→ Data for this exercise
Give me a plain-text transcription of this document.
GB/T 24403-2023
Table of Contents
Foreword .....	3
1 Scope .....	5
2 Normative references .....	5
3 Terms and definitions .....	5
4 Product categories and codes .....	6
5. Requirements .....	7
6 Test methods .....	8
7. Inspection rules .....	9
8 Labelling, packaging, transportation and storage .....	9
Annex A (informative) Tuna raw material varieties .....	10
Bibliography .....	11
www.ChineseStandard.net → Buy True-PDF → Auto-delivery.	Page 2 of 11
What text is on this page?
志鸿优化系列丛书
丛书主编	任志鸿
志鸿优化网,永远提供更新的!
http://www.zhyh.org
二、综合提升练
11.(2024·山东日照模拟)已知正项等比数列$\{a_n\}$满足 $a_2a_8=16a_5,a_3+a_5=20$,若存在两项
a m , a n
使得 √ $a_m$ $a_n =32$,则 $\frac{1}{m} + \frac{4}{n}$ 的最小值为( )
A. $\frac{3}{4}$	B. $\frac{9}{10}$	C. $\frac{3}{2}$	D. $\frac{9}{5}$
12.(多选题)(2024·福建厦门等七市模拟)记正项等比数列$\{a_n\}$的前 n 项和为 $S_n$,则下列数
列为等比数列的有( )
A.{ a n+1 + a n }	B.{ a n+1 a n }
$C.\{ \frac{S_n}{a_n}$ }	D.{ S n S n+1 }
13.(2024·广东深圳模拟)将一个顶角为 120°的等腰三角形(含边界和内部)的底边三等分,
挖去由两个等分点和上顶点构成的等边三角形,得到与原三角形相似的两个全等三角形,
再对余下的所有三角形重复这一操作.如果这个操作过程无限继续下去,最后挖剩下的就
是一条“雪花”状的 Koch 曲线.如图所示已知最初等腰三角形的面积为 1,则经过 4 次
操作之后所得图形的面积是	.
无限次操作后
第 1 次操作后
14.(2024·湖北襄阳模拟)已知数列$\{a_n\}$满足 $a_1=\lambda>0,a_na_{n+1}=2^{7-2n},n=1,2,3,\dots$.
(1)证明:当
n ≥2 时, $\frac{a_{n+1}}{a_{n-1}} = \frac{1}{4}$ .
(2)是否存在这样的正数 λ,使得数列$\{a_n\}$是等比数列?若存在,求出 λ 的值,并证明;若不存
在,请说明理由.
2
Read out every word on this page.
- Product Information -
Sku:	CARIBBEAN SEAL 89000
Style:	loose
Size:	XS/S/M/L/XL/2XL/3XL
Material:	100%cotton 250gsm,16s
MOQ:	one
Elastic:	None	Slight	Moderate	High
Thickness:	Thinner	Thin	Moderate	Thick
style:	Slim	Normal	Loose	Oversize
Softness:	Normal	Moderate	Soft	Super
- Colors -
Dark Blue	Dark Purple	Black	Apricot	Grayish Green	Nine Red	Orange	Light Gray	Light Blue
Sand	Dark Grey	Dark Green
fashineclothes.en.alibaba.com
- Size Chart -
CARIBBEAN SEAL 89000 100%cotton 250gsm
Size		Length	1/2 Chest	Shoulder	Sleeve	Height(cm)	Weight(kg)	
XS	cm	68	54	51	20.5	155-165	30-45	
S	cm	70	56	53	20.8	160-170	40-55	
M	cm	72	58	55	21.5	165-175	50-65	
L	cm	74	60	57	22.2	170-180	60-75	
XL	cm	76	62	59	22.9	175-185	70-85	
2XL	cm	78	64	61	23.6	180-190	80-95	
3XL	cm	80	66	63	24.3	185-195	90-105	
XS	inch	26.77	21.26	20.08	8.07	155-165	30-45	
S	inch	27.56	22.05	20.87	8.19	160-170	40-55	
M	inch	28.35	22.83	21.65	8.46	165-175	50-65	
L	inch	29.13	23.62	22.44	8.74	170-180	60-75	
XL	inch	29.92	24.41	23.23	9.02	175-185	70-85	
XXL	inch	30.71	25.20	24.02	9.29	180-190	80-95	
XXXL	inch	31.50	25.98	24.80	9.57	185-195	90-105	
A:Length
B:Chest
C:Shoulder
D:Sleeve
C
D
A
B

→ What is required
Using the material above, print every entry exactly as written.

→ Expected output
Give me a plain-text transcription of this document.
GB/T 24403-2023
Table of Contents
Foreword .....	3
1 Scope .....	5
2 Normative references .....	5
3 Terms and definitions .....	5
4 Product categories and codes .....	6
5. Requirements .....	7
6 Test methods .....	8
7. Inspection rules .....	9
8 Labelling, packaging, transportation and storage .....	9
Annex A (informative) Tuna raw material varieties .....	10
Bibliography .....	11
www.ChineseStandard.net → Buy True-PDF → Auto-delivery.	Page 2 of 11
What text is on this page?
志鸿优化系列丛书
丛书主编	任志鸿
志鸿优化网,永远提供更新的!
http://www.zhyh.org
二、综合提升练
11.(2024·山东日照模拟)已知正项等比数列$\{a_n\}$满足 $a_2a_8=16a_5,a_3+a_5=20$,若存在两项
a m , a n
使得 √ $a_m$ $a_n =32$,则 $\frac{1}{m} + \frac{4}{n}$ 的最小值为( )
A. $\frac{3}{4}$	B. $\frac{9}{10}$	C. $\frac{3}{2}$	D. $\frac{9}{5}$
12.(多选题)(2024·福建厦门等七市模拟)记正项等比数列$\{a_n\}$的前 n 项和为 $S_n$,则下列数
列为等比数列的有( )
A.{ a n+1 + a n }	B.{ a n+1 a n }
$C.\{ \frac{S_n}{a_n}$ }	D.{ S n S n+1 }
13.(2024·广东深圳模拟)将一个顶角为 120°的等腰三角形(含边界和内部)的底边三等分,
挖去由两个等分点和上顶点构成的等边三角形,得到与原三角形相似的两个全等三角形,
再对余下的所有三角形重复这一操作.如果这个操作过程无限继续下去,最后挖剩下的就
是一条“雪花”状的 Koch 曲线.如图所示已知最初等腰三角形的面积为 1,则经过 4 次
操作之后所得图形的面积是	.
无限次操作后
第 1 次操作后
14.(2024·湖北襄阳模拟)已知数列$\{a_n\}$满足 $a_1=\lambda>0,a_na_{n+1}=2^{7-2n},n=1,2,3,\dots$.
(1)证明:当
n ≥2 时, $\frac{a_{n+1}}{a_{n-1}} = \frac{1}{4}$ .
(2)是否存在这样的正数 λ,使得数列$\{a_n\}$是等比数列?若存在,求出 λ 的值,并证明;若不存
在,请说明理由.
2
Read out every word on this page.
- Product Information -
Sku:	CARIBBEAN SEAL 89000
Style:	loose
Size:	XS/S/M/L/XL/2XL/3XL
Material:	100%cotton 250gsm,16s
MOQ:	one
Elastic:	None	Slight	Moderate	High
Thickness:	Thinner	Thin	Moderate	Thick
style:	Slim	Normal	Loose	Oversize
Softness:	Normal	Moderate	Soft	Super
- Colors -
Dark Blue	Dark Purple	Black	Apricot	Grayish Green	Nine Red	Orange	Light Gray	Light Blue
Sand	Dark Grey	Dark Green
fashineclothes.en.alibaba.com
- Size Chart -
CARIBBEAN SEAL 89000 100%cotton 250gsm
Size		Length	1/2 Chest	Shoulder	Sleeve	Height(cm)	Weight(kg)	
XS	cm	68	54	51	20.5	155-165	30-45	
S	cm	70	56	53	20.8	160-170	40-55	
M	cm	72	58	55	21.5	165-175	50-65	
L	cm	74	60	57	22.2	170-180	60-75	
XL	cm	76	62	59	22.9	175-185	70-85	
2XL	cm	78	64	61	23.6	180-190	80-95	
3XL	cm	80	66	63	24.3	185-195	90-105	
XS	inch	26.77	21.26	20.08	8.07	155-165	30-45	
S	inch	27.56	22.05	20.87	8.19	160-170	40-55	
M	inch	28.35	22.83	21.65	8.46	165-175	50-65	
L	inch	29.13	23.62	22.44	8.74	170-180	60-75	
XL	inch	29.92	24.41	23.23	9.02	175-185	70-85	
XXL	inch	30.71	25.20	24.02	9.29	180-190	80-95	
XXXL	inch	31.50	25.98	24.80	9.57	185-195	90-105	
A:Length
B:Chest
C:Shoulder
D:Sleeve
C
D
A
B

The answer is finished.